[EXERCISE OBJECTIVE]
Take every line where the string "JSON" appears and copy it.
* begin EXTRACTED RECORDS *
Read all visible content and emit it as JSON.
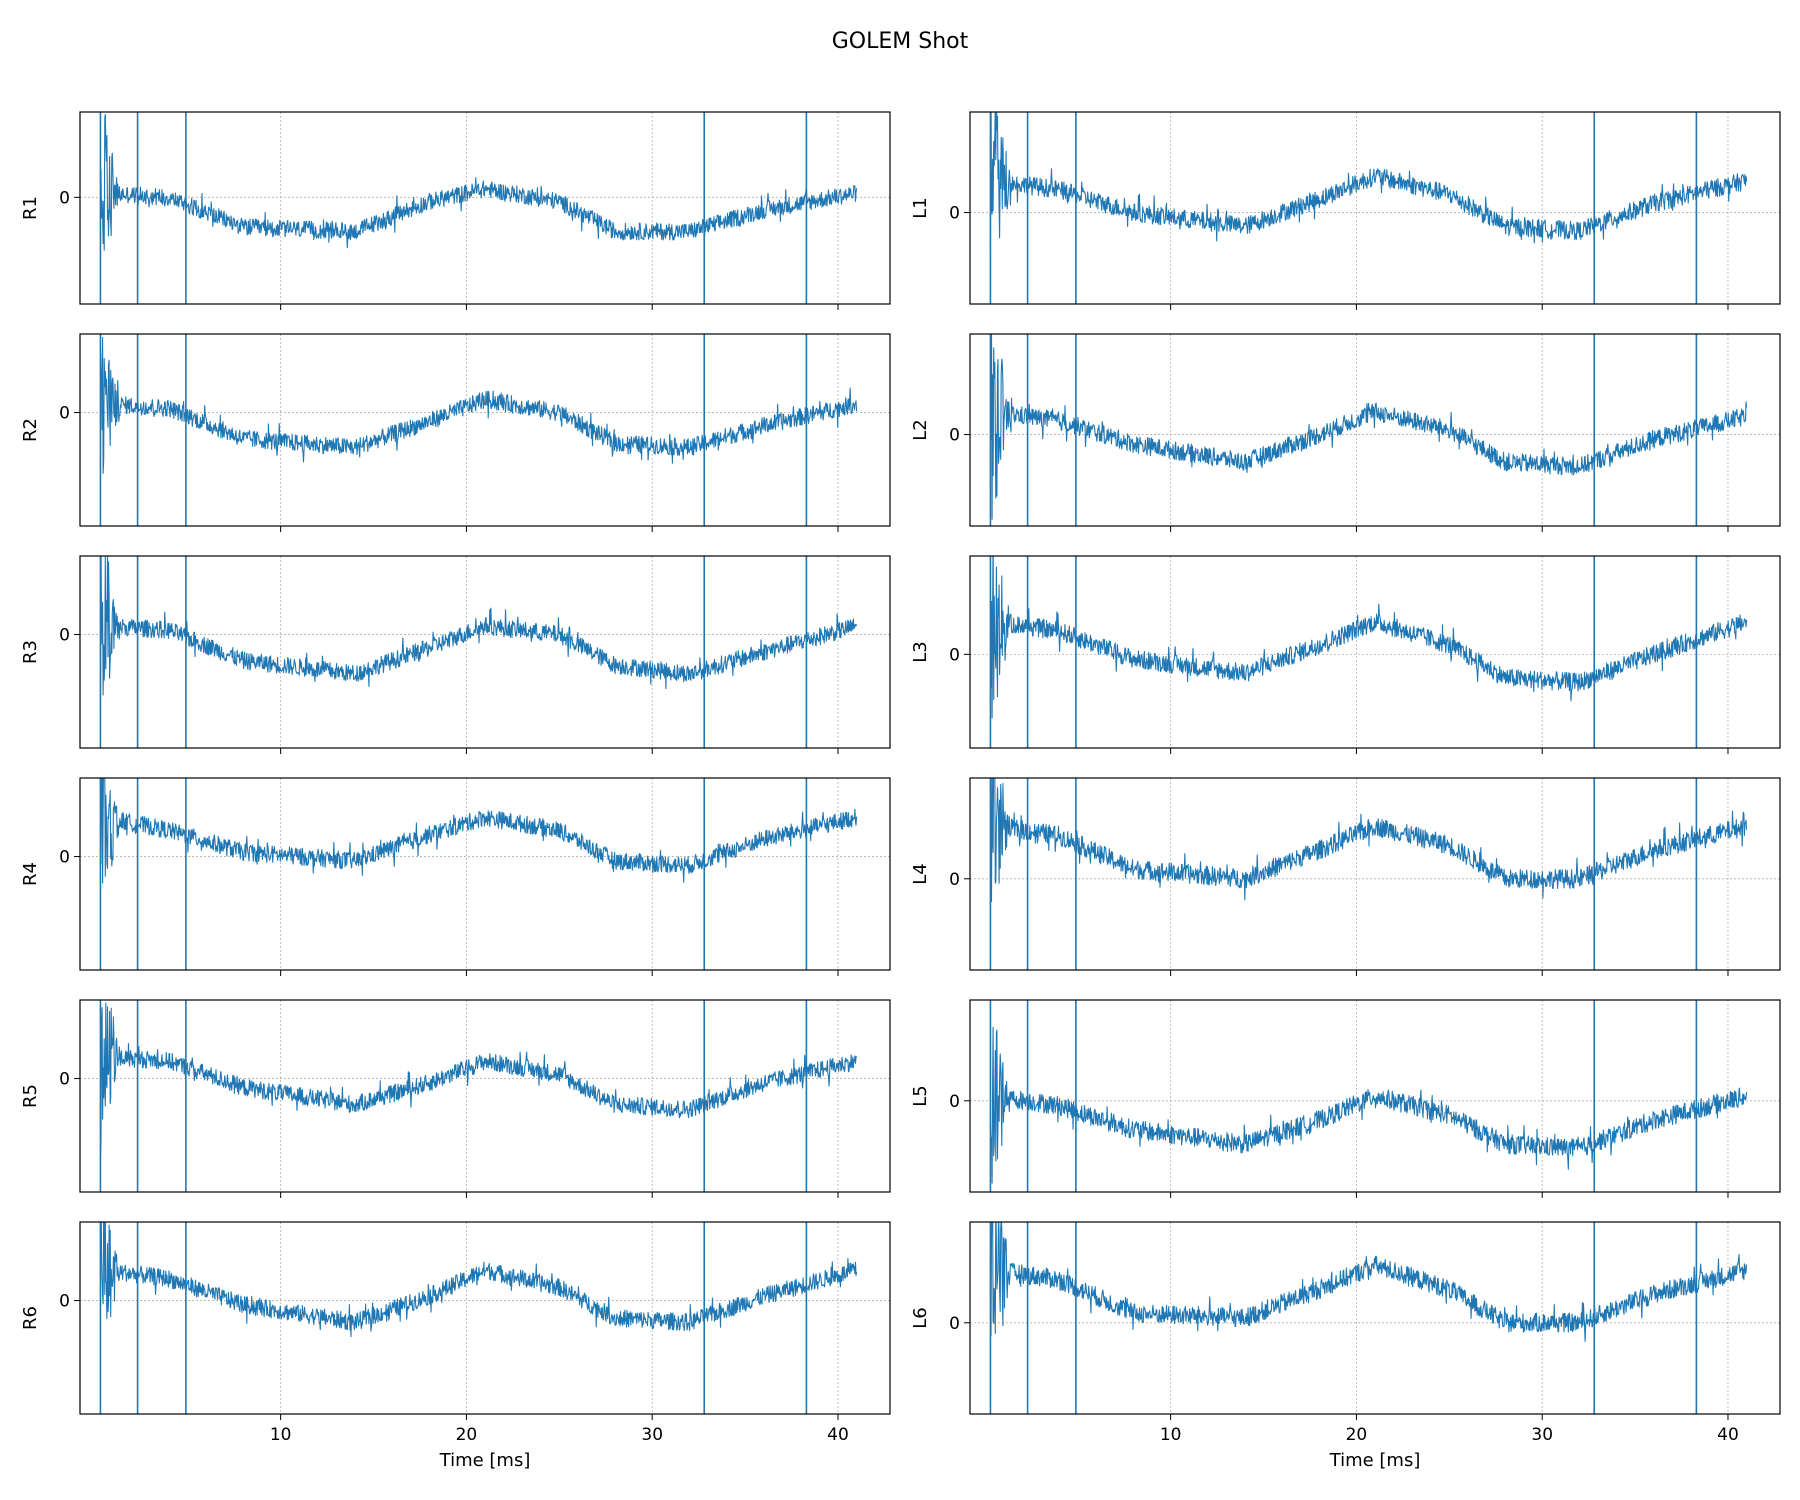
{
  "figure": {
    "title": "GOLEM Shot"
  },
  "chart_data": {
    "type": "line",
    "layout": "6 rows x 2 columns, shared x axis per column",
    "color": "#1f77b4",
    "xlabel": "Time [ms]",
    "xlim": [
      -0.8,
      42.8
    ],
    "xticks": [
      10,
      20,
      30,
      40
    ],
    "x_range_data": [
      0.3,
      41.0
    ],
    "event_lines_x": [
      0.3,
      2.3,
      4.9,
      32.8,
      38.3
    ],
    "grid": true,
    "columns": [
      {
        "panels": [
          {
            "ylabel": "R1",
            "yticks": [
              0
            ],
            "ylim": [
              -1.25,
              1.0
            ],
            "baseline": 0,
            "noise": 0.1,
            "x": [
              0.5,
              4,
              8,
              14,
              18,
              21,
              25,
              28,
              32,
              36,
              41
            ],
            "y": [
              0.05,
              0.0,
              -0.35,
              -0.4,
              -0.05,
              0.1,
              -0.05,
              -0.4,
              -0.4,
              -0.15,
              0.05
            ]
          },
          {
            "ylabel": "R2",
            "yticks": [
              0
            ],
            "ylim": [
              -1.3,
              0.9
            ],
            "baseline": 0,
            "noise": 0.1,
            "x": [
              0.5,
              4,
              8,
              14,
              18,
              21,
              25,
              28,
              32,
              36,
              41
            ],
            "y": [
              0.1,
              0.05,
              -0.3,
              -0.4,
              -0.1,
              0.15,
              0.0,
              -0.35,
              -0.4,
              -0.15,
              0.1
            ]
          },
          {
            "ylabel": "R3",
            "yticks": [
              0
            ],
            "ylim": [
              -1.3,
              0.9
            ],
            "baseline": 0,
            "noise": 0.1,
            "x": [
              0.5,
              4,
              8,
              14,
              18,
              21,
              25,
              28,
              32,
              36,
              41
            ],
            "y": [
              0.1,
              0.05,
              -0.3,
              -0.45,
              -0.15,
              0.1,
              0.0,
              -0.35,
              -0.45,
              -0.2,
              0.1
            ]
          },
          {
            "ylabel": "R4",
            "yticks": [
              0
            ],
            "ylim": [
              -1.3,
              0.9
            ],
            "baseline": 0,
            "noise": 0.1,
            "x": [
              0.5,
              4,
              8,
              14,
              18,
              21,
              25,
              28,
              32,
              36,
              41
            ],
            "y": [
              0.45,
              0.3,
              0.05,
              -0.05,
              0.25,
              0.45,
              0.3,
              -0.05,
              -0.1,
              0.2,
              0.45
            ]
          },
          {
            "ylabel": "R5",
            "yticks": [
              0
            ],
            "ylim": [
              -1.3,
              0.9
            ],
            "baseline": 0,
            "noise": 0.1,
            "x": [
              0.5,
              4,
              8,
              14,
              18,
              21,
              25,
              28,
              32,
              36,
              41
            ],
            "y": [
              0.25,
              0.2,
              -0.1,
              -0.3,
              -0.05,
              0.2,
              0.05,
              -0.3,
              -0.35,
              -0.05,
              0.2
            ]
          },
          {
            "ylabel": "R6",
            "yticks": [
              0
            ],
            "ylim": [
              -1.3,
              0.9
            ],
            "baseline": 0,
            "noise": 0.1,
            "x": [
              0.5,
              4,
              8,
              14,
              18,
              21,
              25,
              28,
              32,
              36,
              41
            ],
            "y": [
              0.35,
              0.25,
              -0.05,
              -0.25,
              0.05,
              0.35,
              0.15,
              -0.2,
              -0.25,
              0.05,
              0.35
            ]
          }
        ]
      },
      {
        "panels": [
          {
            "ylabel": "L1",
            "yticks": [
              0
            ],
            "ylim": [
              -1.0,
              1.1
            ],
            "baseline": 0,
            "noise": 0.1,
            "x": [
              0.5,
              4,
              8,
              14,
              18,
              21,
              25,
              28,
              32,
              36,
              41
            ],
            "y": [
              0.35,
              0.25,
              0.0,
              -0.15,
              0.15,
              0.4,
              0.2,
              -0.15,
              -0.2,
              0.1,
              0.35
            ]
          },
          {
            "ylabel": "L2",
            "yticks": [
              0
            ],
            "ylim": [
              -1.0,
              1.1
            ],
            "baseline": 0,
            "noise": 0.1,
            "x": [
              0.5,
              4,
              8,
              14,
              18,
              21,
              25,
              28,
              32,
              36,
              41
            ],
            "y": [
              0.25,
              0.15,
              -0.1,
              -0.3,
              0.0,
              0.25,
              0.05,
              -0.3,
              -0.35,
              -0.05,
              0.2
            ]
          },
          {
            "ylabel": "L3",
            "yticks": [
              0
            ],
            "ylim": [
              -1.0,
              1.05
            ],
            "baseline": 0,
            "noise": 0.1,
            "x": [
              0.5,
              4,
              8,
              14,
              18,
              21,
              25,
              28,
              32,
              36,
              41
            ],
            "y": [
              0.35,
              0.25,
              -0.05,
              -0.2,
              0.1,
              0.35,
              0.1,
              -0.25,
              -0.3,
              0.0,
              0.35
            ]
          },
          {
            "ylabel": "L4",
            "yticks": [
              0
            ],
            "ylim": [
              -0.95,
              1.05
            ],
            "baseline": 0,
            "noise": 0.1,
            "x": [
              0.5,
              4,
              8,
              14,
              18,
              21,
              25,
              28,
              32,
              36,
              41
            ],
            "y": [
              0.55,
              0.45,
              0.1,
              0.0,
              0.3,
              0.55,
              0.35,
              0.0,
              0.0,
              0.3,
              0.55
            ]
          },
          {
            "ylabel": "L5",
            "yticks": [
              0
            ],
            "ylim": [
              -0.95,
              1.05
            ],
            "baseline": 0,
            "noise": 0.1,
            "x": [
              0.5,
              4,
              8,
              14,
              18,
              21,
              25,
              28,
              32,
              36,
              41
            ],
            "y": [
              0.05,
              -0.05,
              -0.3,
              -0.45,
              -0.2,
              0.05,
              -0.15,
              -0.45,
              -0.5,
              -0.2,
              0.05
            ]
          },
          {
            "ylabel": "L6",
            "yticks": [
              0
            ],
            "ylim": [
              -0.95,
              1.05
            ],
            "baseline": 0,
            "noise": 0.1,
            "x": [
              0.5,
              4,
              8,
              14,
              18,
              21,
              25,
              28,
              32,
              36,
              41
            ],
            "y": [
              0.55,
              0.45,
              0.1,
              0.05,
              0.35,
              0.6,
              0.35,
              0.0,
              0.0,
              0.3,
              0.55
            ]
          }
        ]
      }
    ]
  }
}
* end EXTRACTED RECORDS *
* begin EXTRACTED RECORDS *
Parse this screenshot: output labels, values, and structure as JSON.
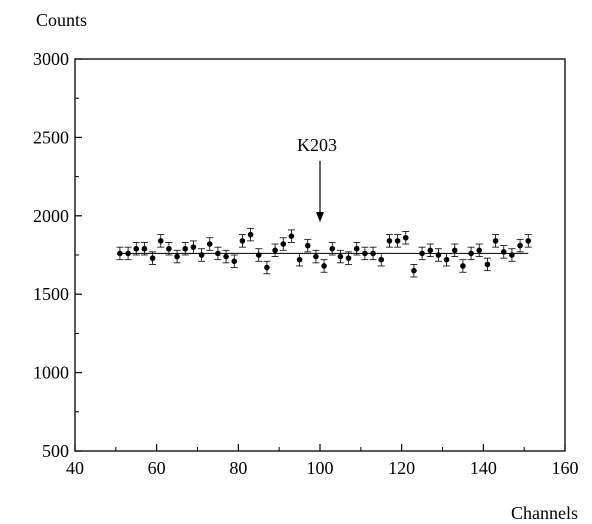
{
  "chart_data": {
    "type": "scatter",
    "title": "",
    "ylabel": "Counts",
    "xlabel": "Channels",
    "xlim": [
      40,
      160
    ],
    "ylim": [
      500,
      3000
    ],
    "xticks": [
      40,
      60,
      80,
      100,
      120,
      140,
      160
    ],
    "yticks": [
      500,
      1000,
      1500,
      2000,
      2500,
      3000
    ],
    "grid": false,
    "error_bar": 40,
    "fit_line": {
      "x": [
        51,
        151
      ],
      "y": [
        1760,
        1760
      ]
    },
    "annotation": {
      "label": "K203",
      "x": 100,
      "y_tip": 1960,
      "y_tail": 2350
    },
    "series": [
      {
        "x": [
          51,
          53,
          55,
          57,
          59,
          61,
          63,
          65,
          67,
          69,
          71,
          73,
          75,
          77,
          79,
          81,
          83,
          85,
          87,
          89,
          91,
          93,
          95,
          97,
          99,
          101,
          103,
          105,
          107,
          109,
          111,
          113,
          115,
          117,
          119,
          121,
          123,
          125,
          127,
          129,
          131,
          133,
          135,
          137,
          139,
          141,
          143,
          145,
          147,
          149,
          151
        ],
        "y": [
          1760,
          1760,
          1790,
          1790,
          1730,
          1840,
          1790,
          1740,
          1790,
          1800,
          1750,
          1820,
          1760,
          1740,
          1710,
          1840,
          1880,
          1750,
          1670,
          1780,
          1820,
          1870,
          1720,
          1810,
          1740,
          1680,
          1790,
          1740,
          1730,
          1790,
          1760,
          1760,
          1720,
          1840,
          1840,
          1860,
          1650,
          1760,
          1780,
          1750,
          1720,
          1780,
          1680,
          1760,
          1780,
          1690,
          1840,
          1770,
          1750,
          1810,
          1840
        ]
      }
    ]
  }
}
* end EXTRACTED RECORDS *
[RESPONSE TO THE TASK]
Read all visible content and emit it as JSON.
Parse this screenshot: output labels, values, and structure as JSON.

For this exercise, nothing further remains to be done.